-- Start Material provided --

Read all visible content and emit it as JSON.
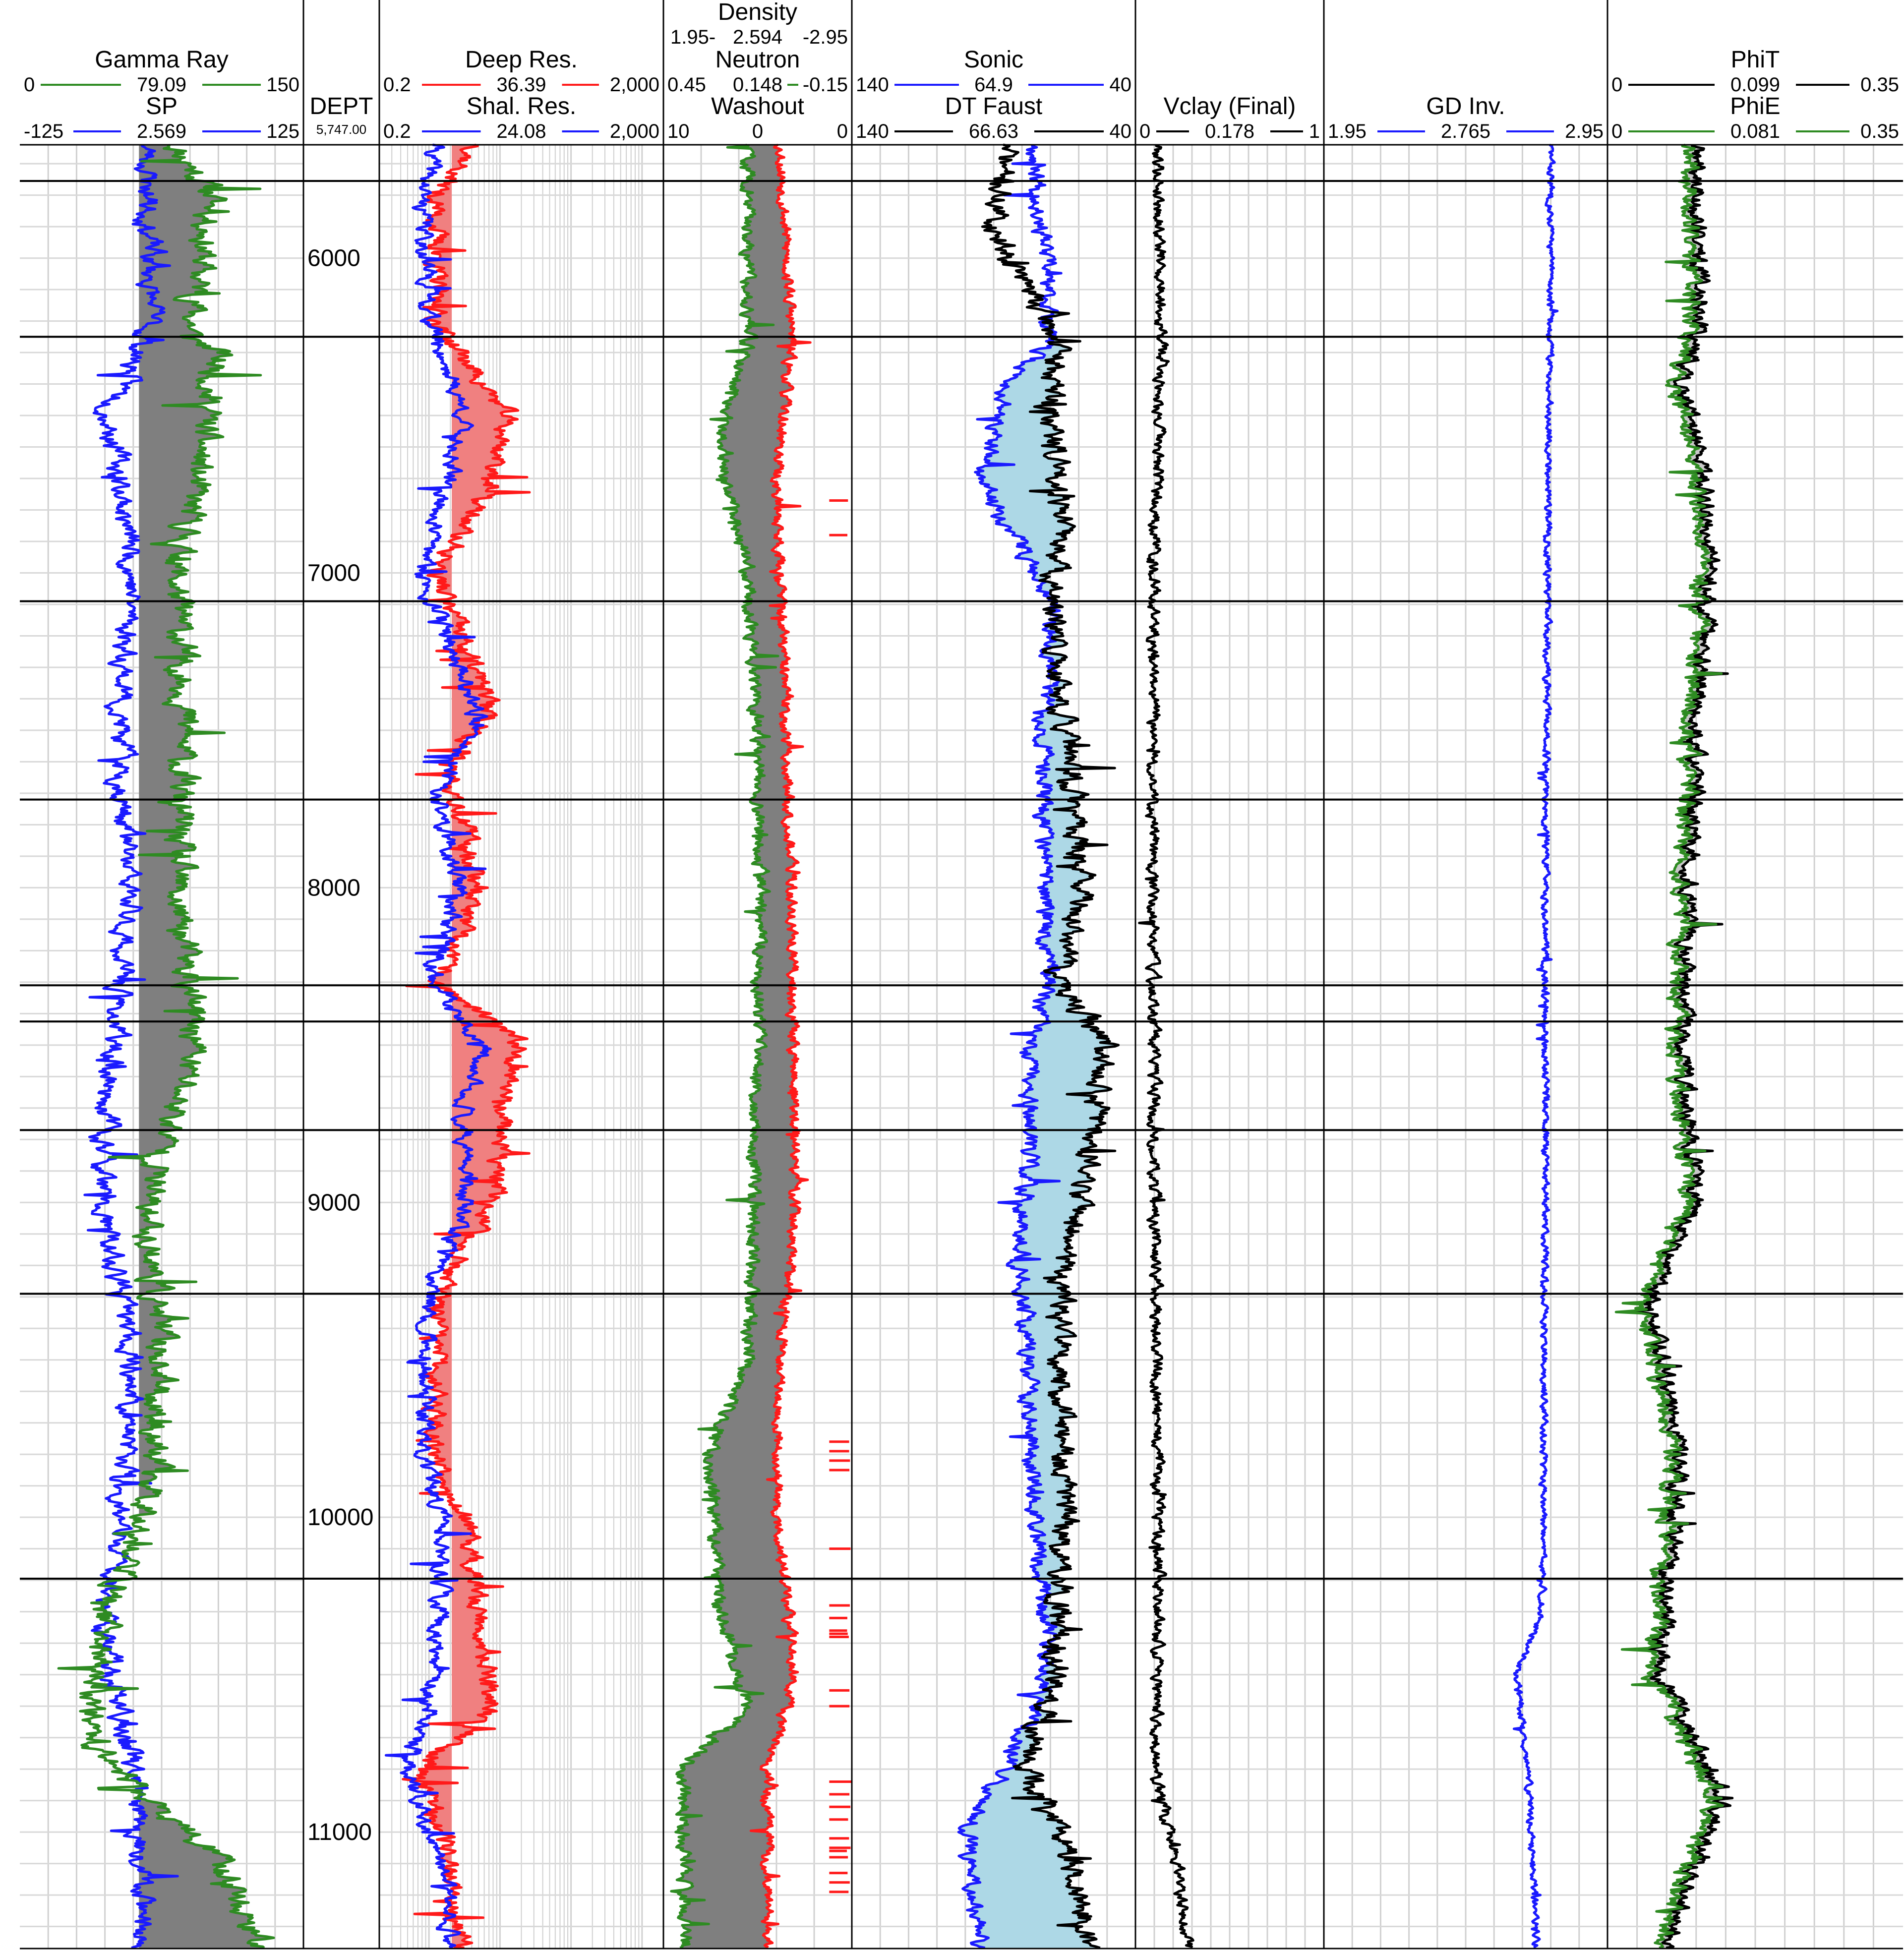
{
  "chart_data": {
    "type": "line",
    "title": "",
    "depth_track": {
      "label": "DEPT",
      "cursor_depth": "5,747.00",
      "depth_ticks": [
        "6000",
        "7000",
        "8000",
        "9000",
        "10000",
        "11000"
      ],
      "ylim": [
        5640,
        11370
      ]
    },
    "tracks": [
      {
        "id": "gr_sp",
        "curves": [
          {
            "name": "Gamma Ray",
            "min": "0",
            "value": "79.09",
            "max": "150",
            "color": "#2e8b22"
          },
          {
            "name": "SP",
            "min": "-125",
            "value": "2.569",
            "max": "125",
            "color": "#1a1aff"
          }
        ]
      },
      {
        "id": "resistivity",
        "scale": "log",
        "curves": [
          {
            "name": "Deep Res.",
            "min": "0.2",
            "value": "36.39",
            "max": "2,000",
            "color": "#ff1a1a"
          },
          {
            "name": "Shal. Res.",
            "min": "0.2",
            "value": "24.08",
            "max": "2,000",
            "color": "#1a1aff"
          }
        ]
      },
      {
        "id": "porosity",
        "curves": [
          {
            "name": "Density",
            "min": "1.95",
            "value": "2.594",
            "max": "2.95",
            "color": "#ff1a1a"
          },
          {
            "name": "Neutron",
            "min": "0.45",
            "value": "0.148",
            "max": "-0.15",
            "color": "#2e8b22"
          },
          {
            "name": "Washout",
            "min": "10",
            "value": "0",
            "max": "0",
            "color": "#ff1a1a"
          }
        ]
      },
      {
        "id": "sonic",
        "curves": [
          {
            "name": "Sonic",
            "min": "140",
            "value": "64.9",
            "max": "40",
            "color": "#1a1aff"
          },
          {
            "name": "DT Faust",
            "min": "140",
            "value": "66.63",
            "max": "40",
            "color": "#000000"
          }
        ]
      },
      {
        "id": "vclay",
        "curves": [
          {
            "name": "Vclay (Final)",
            "min": "0",
            "value": "0.178",
            "max": "1",
            "color": "#000000"
          }
        ]
      },
      {
        "id": "gd",
        "curves": [
          {
            "name": "GD Inv.",
            "min": "1.95",
            "value": "2.765",
            "max": "2.95",
            "color": "#1a1aff"
          }
        ]
      },
      {
        "id": "phi",
        "curves": [
          {
            "name": "PhiT",
            "min": "0",
            "value": "0.099",
            "max": "0.35",
            "color": "#000000"
          },
          {
            "name": "PhiE",
            "min": "0",
            "value": "0.081",
            "max": "0.35",
            "color": "#2e8b22"
          }
        ]
      }
    ],
    "zone_tops": [
      5755,
      6250,
      7090,
      7720,
      8310,
      8425,
      8770,
      9290,
      10195
    ],
    "fill_colors": {
      "gr_shale": "#7f7f7f",
      "res_fill": "#f08080",
      "sonic_fill": "#add8e6",
      "phi_fill": "#c8c8c8"
    }
  }
}
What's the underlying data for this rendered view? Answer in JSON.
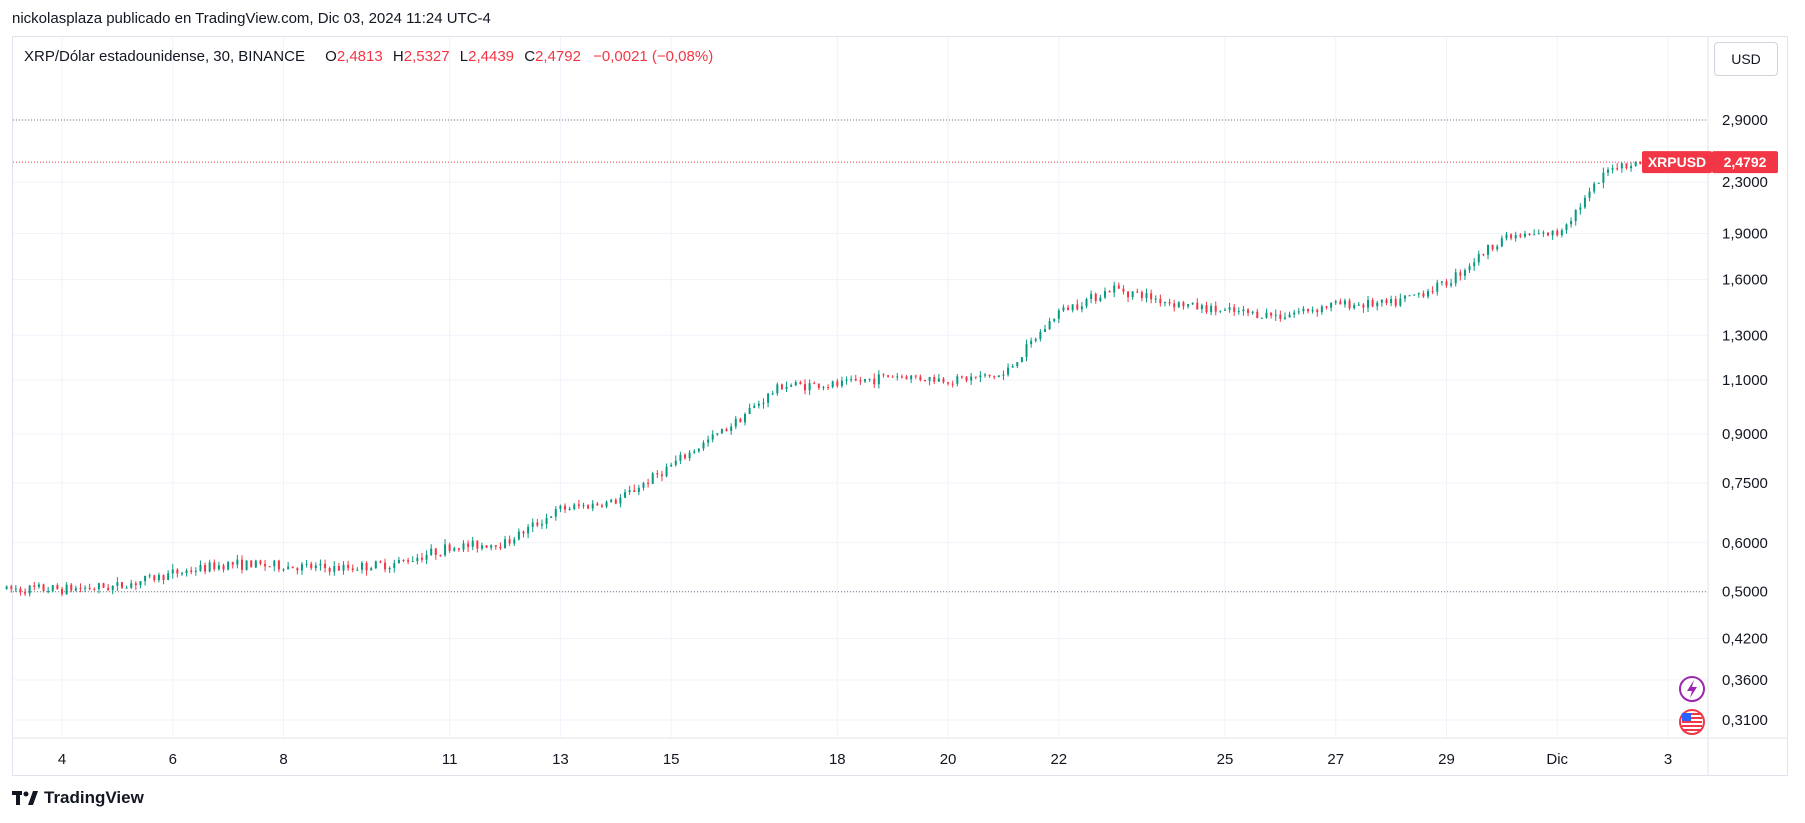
{
  "header": {
    "published_by": "nickolasplaza publicado en TradingView.com, Dic 03, 2024 11:24 UTC-4"
  },
  "legend": {
    "symbol": "XRP/Dólar estadounidense, 30, BINANCE",
    "open_label": "O",
    "open_value": "2,4813",
    "high_label": "H",
    "high_value": "2,5327",
    "low_label": "L",
    "low_value": "2,4439",
    "close_label": "C",
    "close_value": "2,4792",
    "change": "−0,0021 (−0,08%)"
  },
  "toolbar": {
    "currency_label": "USD"
  },
  "price_badge": {
    "ticker": "XRPUSD",
    "price": "2,4792"
  },
  "footer": {
    "brand": "TradingView"
  },
  "colors": {
    "up": "#089981",
    "down": "#f23645",
    "badge": "#f23645",
    "grid": "#f0f3fa"
  },
  "icons": {
    "flash": "lightning-icon",
    "flag": "us-flag-icon"
  },
  "chart_data": {
    "type": "candlestick",
    "scale": "log",
    "y_tick_labels": [
      "2,9000",
      "2,3000",
      "1,9000",
      "1,6000",
      "1,3000",
      "1,1000",
      "0,9000",
      "0,7500",
      "0,6000",
      "0,5000",
      "0,4200",
      "0,3600",
      "0,3100"
    ],
    "y_tick_values": [
      2.9,
      2.3,
      1.9,
      1.6,
      1.3,
      1.1,
      0.9,
      0.75,
      0.6,
      0.5,
      0.42,
      0.36,
      0.31
    ],
    "x_tick_labels": [
      "4",
      "6",
      "8",
      "11",
      "13",
      "15",
      "18",
      "20",
      "22",
      "25",
      "27",
      "29",
      "Dic",
      "3"
    ],
    "x_tick_dates": [
      "2024-11-04",
      "2024-11-06",
      "2024-11-08",
      "2024-11-11",
      "2024-11-13",
      "2024-11-15",
      "2024-11-18",
      "2024-11-20",
      "2024-11-22",
      "2024-11-25",
      "2024-11-27",
      "2024-11-29",
      "2024-12-01",
      "2024-12-03"
    ],
    "x_range": [
      "2024-11-03",
      "2024-12-03"
    ],
    "horizontal_levels": [
      {
        "value": 2.9,
        "style": "dotted",
        "color": "#787b86"
      },
      {
        "value": 2.4792,
        "style": "dotted",
        "color": "#f23645"
      },
      {
        "value": 0.5,
        "style": "dotted",
        "color": "#787b86"
      }
    ],
    "price_path": [
      [
        "2024-11-03",
        0.505
      ],
      [
        "2024-11-04",
        0.505
      ],
      [
        "2024-11-05",
        0.51
      ],
      [
        "2024-11-06",
        0.535
      ],
      [
        "2024-11-07",
        0.555
      ],
      [
        "2024-11-08",
        0.55
      ],
      [
        "2024-11-09",
        0.545
      ],
      [
        "2024-11-10",
        0.555
      ],
      [
        "2024-11-11",
        0.59
      ],
      [
        "2024-11-12",
        0.6
      ],
      [
        "2024-11-13",
        0.68
      ],
      [
        "2024-11-14",
        0.7
      ],
      [
        "2024-11-15",
        0.8
      ],
      [
        "2024-11-16",
        0.92
      ],
      [
        "2024-11-17",
        1.08
      ],
      [
        "2024-11-18",
        1.08
      ],
      [
        "2024-11-19",
        1.12
      ],
      [
        "2024-11-20",
        1.1
      ],
      [
        "2024-11-21",
        1.12
      ],
      [
        "2024-11-22",
        1.42
      ],
      [
        "2024-11-23",
        1.55
      ],
      [
        "2024-11-24",
        1.47
      ],
      [
        "2024-11-25",
        1.42
      ],
      [
        "2024-11-26",
        1.4
      ],
      [
        "2024-11-27",
        1.46
      ],
      [
        "2024-11-28",
        1.46
      ],
      [
        "2024-11-29",
        1.58
      ],
      [
        "2024-11-30",
        1.87
      ],
      [
        "2024-12-01",
        1.9
      ],
      [
        "2024-12-02",
        2.45
      ],
      [
        "2024-12-03",
        2.48
      ]
    ]
  }
}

-- End Material provided --

* _Required work_: Make an exact copy of the records above, with the pictures left out.

* _Finished task_:
Read all visible content and emit it as JSON.
{
  "chart_data": {
    "type": "line",
    "title": "",
    "depth_track": {
      "label": "DEPT",
      "cursor_depth": "5,747.00",
      "depth_ticks": [
        "6000",
        "7000",
        "8000",
        "9000",
        "10000",
        "11000"
      ],
      "ylim": [
        5640,
        11370
      ]
    },
    "tracks": [
      {
        "id": "gr_sp",
        "curves": [
          {
            "name": "Gamma Ray",
            "min": "0",
            "value": "79.09",
            "max": "150",
            "color": "#2e8b22"
          },
          {
            "name": "SP",
            "min": "-125",
            "value": "2.569",
            "max": "125",
            "color": "#1a1aff"
          }
        ]
      },
      {
        "id": "resistivity",
        "scale": "log",
        "curves": [
          {
            "name": "Deep Res.",
            "min": "0.2",
            "value": "36.39",
            "max": "2,000",
            "color": "#ff1a1a"
          },
          {
            "name": "Shal. Res.",
            "min": "0.2",
            "value": "24.08",
            "max": "2,000",
            "color": "#1a1aff"
          }
        ]
      },
      {
        "id": "porosity",
        "curves": [
          {
            "name": "Density",
            "min": "1.95",
            "value": "2.594",
            "max": "2.95",
            "color": "#ff1a1a"
          },
          {
            "name": "Neutron",
            "min": "0.45",
            "value": "0.148",
            "max": "-0.15",
            "color": "#2e8b22"
          },
          {
            "name": "Washout",
            "min": "10",
            "value": "0",
            "max": "0",
            "color": "#ff1a1a"
          }
        ]
      },
      {
        "id": "sonic",
        "curves": [
          {
            "name": "Sonic",
            "min": "140",
            "value": "64.9",
            "max": "40",
            "color": "#1a1aff"
          },
          {
            "name": "DT Faust",
            "min": "140",
            "value": "66.63",
            "max": "40",
            "color": "#000000"
          }
        ]
      },
      {
        "id": "vclay",
        "curves": [
          {
            "name": "Vclay (Final)",
            "min": "0",
            "value": "0.178",
            "max": "1",
            "color": "#000000"
          }
        ]
      },
      {
        "id": "gd",
        "curves": [
          {
            "name": "GD Inv.",
            "min": "1.95",
            "value": "2.765",
            "max": "2.95",
            "color": "#1a1aff"
          }
        ]
      },
      {
        "id": "phi",
        "curves": [
          {
            "name": "PhiT",
            "min": "0",
            "value": "0.099",
            "max": "0.35",
            "color": "#000000"
          },
          {
            "name": "PhiE",
            "min": "0",
            "value": "0.081",
            "max": "0.35",
            "color": "#2e8b22"
          }
        ]
      }
    ],
    "zone_tops": [
      5755,
      6250,
      7090,
      7720,
      8310,
      8425,
      8770,
      9290,
      10195
    ],
    "fill_colors": {
      "gr_shale": "#7f7f7f",
      "res_fill": "#f08080",
      "sonic_fill": "#add8e6",
      "phi_fill": "#c8c8c8"
    }
  }
}
What's the underlying data for this rendered view? Answer in JSON.
{
  "header": {
    "published_by": "nickolasplaza publicado en TradingView.com, Dic 03, 2024 11:24 UTC-4"
  },
  "legend": {
    "symbol": "XRP/Dólar estadounidense, 30, BINANCE",
    "open_label": "O",
    "open_value": "2,4813",
    "high_label": "H",
    "high_value": "2,5327",
    "low_label": "L",
    "low_value": "2,4439",
    "close_label": "C",
    "close_value": "2,4792",
    "change": "−0,0021 (−0,08%)"
  },
  "toolbar": {
    "currency_label": "USD"
  },
  "price_badge": {
    "ticker": "XRPUSD",
    "price": "2,4792"
  },
  "footer": {
    "brand": "TradingView"
  },
  "colors": {
    "up": "#089981",
    "down": "#f23645",
    "badge": "#f23645",
    "grid": "#f0f3fa"
  },
  "icons": {
    "flash": "lightning-icon",
    "flag": "us-flag-icon"
  },
  "chart_data": {
    "type": "candlestick",
    "scale": "log",
    "y_tick_labels": [
      "2,9000",
      "2,3000",
      "1,9000",
      "1,6000",
      "1,3000",
      "1,1000",
      "0,9000",
      "0,7500",
      "0,6000",
      "0,5000",
      "0,4200",
      "0,3600",
      "0,3100"
    ],
    "y_tick_values": [
      2.9,
      2.3,
      1.9,
      1.6,
      1.3,
      1.1,
      0.9,
      0.75,
      0.6,
      0.5,
      0.42,
      0.36,
      0.31
    ],
    "x_tick_labels": [
      "4",
      "6",
      "8",
      "11",
      "13",
      "15",
      "18",
      "20",
      "22",
      "25",
      "27",
      "29",
      "Dic",
      "3"
    ],
    "x_tick_dates": [
      "2024-11-04",
      "2024-11-06",
      "2024-11-08",
      "2024-11-11",
      "2024-11-13",
      "2024-11-15",
      "2024-11-18",
      "2024-11-20",
      "2024-11-22",
      "2024-11-25",
      "2024-11-27",
      "2024-11-29",
      "2024-12-01",
      "2024-12-03"
    ],
    "x_range": [
      "2024-11-03",
      "2024-12-03"
    ],
    "horizontal_levels": [
      {
        "value": 2.9,
        "style": "dotted",
        "color": "#787b86"
      },
      {
        "value": 2.4792,
        "style": "dotted",
        "color": "#f23645"
      },
      {
        "value": 0.5,
        "style": "dotted",
        "color": "#787b86"
      }
    ],
    "price_path": [
      [
        "2024-11-03",
        0.505
      ],
      [
        "2024-11-04",
        0.505
      ],
      [
        "2024-11-05",
        0.51
      ],
      [
        "2024-11-06",
        0.535
      ],
      [
        "2024-11-07",
        0.555
      ],
      [
        "2024-11-08",
        0.55
      ],
      [
        "2024-11-09",
        0.545
      ],
      [
        "2024-11-10",
        0.555
      ],
      [
        "2024-11-11",
        0.59
      ],
      [
        "2024-11-12",
        0.6
      ],
      [
        "2024-11-13",
        0.68
      ],
      [
        "2024-11-14",
        0.7
      ],
      [
        "2024-11-15",
        0.8
      ],
      [
        "2024-11-16",
        0.92
      ],
      [
        "2024-11-17",
        1.08
      ],
      [
        "2024-11-18",
        1.08
      ],
      [
        "2024-11-19",
        1.12
      ],
      [
        "2024-11-20",
        1.1
      ],
      [
        "2024-11-21",
        1.12
      ],
      [
        "2024-11-22",
        1.42
      ],
      [
        "2024-11-23",
        1.55
      ],
      [
        "2024-11-24",
        1.47
      ],
      [
        "2024-11-25",
        1.42
      ],
      [
        "2024-11-26",
        1.4
      ],
      [
        "2024-11-27",
        1.46
      ],
      [
        "2024-11-28",
        1.46
      ],
      [
        "2024-11-29",
        1.58
      ],
      [
        "2024-11-30",
        1.87
      ],
      [
        "2024-12-01",
        1.9
      ],
      [
        "2024-12-02",
        2.45
      ],
      [
        "2024-12-03",
        2.48
      ]
    ]
  }
}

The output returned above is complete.